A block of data
____

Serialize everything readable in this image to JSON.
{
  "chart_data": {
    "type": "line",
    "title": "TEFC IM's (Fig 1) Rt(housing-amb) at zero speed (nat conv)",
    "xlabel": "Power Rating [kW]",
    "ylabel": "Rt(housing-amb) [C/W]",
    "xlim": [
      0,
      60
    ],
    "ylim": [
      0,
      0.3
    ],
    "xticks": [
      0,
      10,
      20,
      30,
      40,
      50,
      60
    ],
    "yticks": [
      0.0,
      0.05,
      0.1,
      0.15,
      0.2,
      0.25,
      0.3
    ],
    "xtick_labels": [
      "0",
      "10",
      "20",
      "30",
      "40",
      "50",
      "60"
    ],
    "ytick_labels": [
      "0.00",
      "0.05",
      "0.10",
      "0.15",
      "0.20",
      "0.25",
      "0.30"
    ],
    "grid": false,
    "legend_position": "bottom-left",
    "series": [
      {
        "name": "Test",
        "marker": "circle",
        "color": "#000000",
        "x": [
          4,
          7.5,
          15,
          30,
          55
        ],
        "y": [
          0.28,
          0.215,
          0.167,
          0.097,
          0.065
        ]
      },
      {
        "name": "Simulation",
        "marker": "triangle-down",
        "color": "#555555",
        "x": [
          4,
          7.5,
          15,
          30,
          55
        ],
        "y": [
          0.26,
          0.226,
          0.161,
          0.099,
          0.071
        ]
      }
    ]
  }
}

____

TASK DETAILS
Return all of the data word for word.

SOLUTION FOR THIS TASK
Serialize everything readable in this image to JSON.
{
  "chart_data": {
    "type": "line",
    "title": "TEFC IM's (Fig 1) Rt(housing-amb) at zero speed (nat conv)",
    "xlabel": "Power Rating [kW]",
    "ylabel": "Rt(housing-amb) [C/W]",
    "xlim": [
      0,
      60
    ],
    "ylim": [
      0,
      0.3
    ],
    "xticks": [
      0,
      10,
      20,
      30,
      40,
      50,
      60
    ],
    "yticks": [
      0.0,
      0.05,
      0.1,
      0.15,
      0.2,
      0.25,
      0.3
    ],
    "xtick_labels": [
      "0",
      "10",
      "20",
      "30",
      "40",
      "50",
      "60"
    ],
    "ytick_labels": [
      "0.00",
      "0.05",
      "0.10",
      "0.15",
      "0.20",
      "0.25",
      "0.30"
    ],
    "grid": false,
    "legend_position": "bottom-left",
    "series": [
      {
        "name": "Test",
        "marker": "circle",
        "color": "#000000",
        "x": [
          4,
          7.5,
          15,
          30,
          55
        ],
        "y": [
          0.28,
          0.215,
          0.167,
          0.097,
          0.065
        ]
      },
      {
        "name": "Simulation",
        "marker": "triangle-down",
        "color": "#555555",
        "x": [
          4,
          7.5,
          15,
          30,
          55
        ],
        "y": [
          0.26,
          0.226,
          0.161,
          0.099,
          0.071
        ]
      }
    ]
  }
}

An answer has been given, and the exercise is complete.